- _SUPPLIED DATA_
[start]
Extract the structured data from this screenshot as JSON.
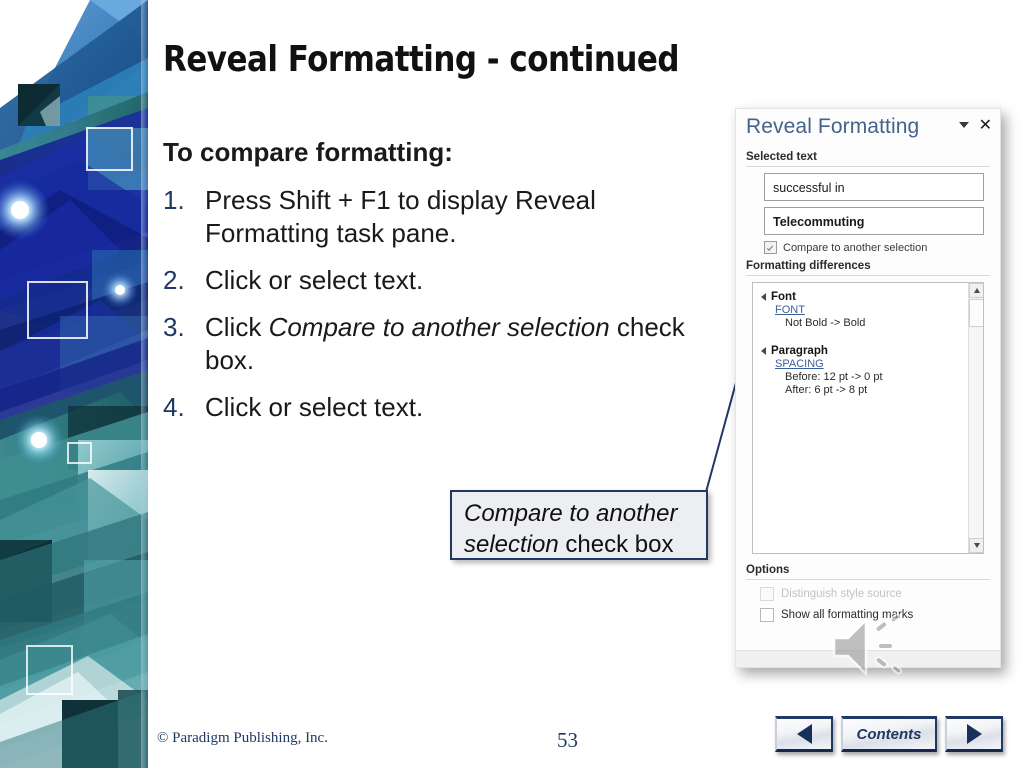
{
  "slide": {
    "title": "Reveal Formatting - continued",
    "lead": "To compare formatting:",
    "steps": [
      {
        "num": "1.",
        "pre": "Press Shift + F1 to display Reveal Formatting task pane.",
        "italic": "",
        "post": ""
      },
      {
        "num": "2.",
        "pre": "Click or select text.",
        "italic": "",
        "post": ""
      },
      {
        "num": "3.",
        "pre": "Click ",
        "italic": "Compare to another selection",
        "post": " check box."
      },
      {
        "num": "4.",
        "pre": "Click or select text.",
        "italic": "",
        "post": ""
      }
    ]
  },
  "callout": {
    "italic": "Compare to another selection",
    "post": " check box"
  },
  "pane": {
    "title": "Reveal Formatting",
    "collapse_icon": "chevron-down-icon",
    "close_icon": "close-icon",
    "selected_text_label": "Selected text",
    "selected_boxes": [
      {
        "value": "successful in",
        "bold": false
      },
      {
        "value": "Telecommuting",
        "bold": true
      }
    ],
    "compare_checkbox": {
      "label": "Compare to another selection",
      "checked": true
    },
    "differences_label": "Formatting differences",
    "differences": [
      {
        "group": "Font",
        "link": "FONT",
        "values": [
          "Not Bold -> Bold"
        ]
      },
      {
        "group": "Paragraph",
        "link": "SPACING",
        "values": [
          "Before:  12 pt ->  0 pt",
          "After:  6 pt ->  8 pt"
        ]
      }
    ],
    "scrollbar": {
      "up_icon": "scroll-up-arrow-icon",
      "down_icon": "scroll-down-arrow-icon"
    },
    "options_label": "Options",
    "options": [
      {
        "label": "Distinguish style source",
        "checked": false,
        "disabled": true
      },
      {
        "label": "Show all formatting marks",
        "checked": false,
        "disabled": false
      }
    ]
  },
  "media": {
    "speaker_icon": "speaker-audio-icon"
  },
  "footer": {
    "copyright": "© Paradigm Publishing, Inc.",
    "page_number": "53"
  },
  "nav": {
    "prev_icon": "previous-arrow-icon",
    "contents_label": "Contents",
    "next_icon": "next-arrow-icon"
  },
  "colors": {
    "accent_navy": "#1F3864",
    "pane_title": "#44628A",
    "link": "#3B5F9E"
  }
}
[end]
- _EXERCISE REQUIREMENTS_
Where a line holds "down", copy it out.

- _EXERCISE OUTPUT_
    "collapse_icon": "chevron-down-icon",
      "down_icon": "scroll-down-arrow-icon"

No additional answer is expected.